Material supplied –
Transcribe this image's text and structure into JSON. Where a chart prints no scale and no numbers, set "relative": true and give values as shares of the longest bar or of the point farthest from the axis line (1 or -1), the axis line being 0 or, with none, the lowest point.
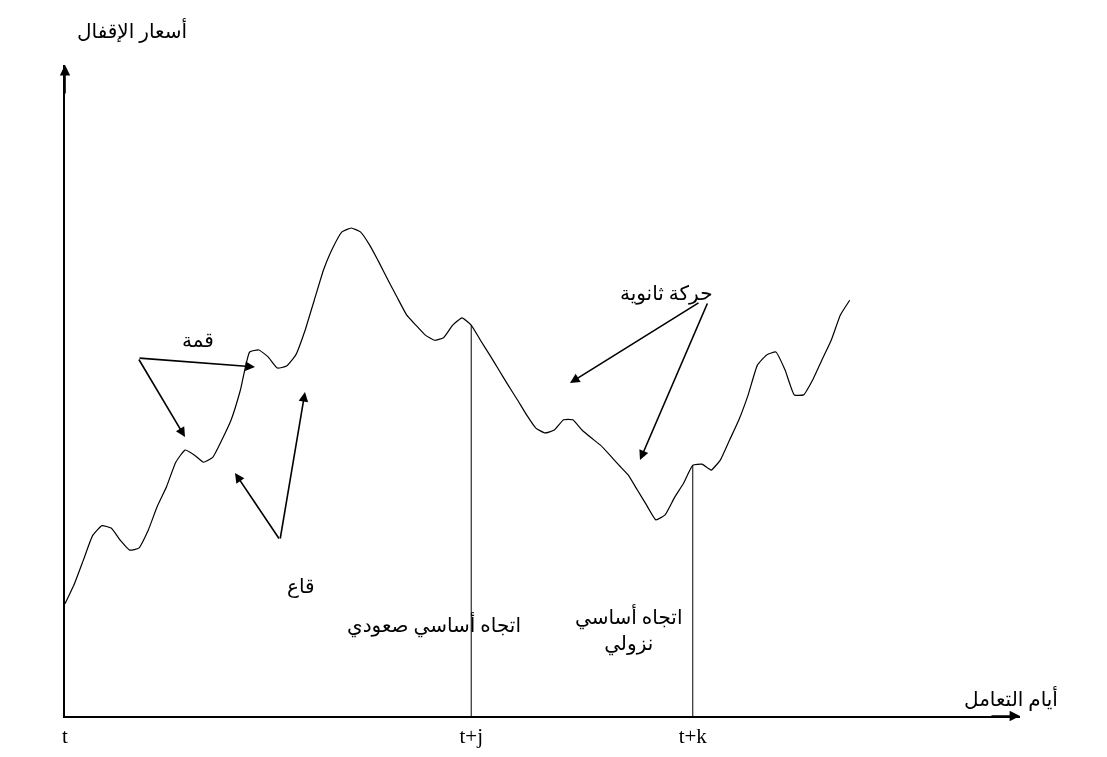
{
  "chart_data": {
    "type": "line",
    "relative": true,
    "categories": [
      "t",
      null,
      null,
      null,
      null,
      null,
      null,
      null,
      null,
      null,
      null,
      null,
      null,
      null,
      null,
      null,
      null,
      null,
      null,
      null,
      null,
      null,
      null,
      null,
      null,
      null,
      null,
      null,
      null,
      null,
      null,
      null,
      null,
      null,
      null,
      null,
      null,
      null,
      null,
      null,
      null,
      null,
      null,
      null,
      "t+j",
      null,
      null,
      null,
      null,
      null,
      null,
      null,
      null,
      null,
      null,
      null,
      null,
      null,
      null,
      null,
      null,
      null,
      null,
      null,
      null,
      null,
      null,
      null,
      "t+k",
      null,
      null,
      null,
      null,
      null,
      null,
      null,
      null,
      null,
      null,
      null,
      null,
      null,
      null,
      null,
      null,
      null
    ],
    "series": [
      {
        "color": "#000000",
        "values": [
          0.23,
          0.27,
          0.32,
          0.37,
          0.39,
          0.385,
          0.36,
          0.34,
          0.344,
          0.38,
          0.43,
          0.47,
          0.52,
          0.545,
          0.535,
          0.52,
          0.53,
          0.566,
          0.607,
          0.668,
          0.746,
          0.75,
          0.736,
          0.713,
          0.717,
          0.74,
          0.79,
          0.852,
          0.914,
          0.959,
          0.992,
          1,
          0.992,
          0.965,
          0.93,
          0.893,
          0.857,
          0.822,
          0.801,
          0.781,
          0.77,
          0.775,
          0.801,
          0.816,
          0.801,
          0.77,
          0.74,
          0.709,
          0.678,
          0.648,
          0.617,
          0.59,
          0.58,
          0.586,
          0.607,
          0.607,
          0.586,
          0.57,
          0.555,
          0.535,
          0.514,
          0.494,
          0.463,
          0.432,
          0.402,
          0.412,
          0.447,
          0.477,
          0.514,
          0.516,
          0.504,
          0.525,
          0.566,
          0.607,
          0.658,
          0.719,
          0.74,
          0.746,
          0.709,
          0.658,
          0.658,
          0.689,
          0.73,
          0.77,
          0.822,
          0.852
        ]
      }
    ],
    "tick_labels": "x",
    "ref_lines": [
      {
        "axis": "x",
        "value": "t+j",
        "color": "#000000"
      },
      {
        "axis": "x",
        "value": "t+k",
        "color": "#000000"
      }
    ],
    "annotations": [
      "قمة",
      "قاع",
      "حركة ثانوية",
      "اتجاه أساسي صعودي",
      "اتجاه أساسي نزولي",
      "أسعار الإقفال",
      "أيام التعامل"
    ],
    "grid": false,
    "marker": "none",
    "line_style": "solid"
  }
}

Work to do – Show the lines where the word "values" appears in the entries.

Written response –
Transcribe this image's text and structure into JSON. Where a chart prints no scale and no numbers, set "relative": true and give values as shares of the longest bar or of the point farthest from the axis line (1 or -1), the axis line being 0 or, with none, the lowest point.
        "values": [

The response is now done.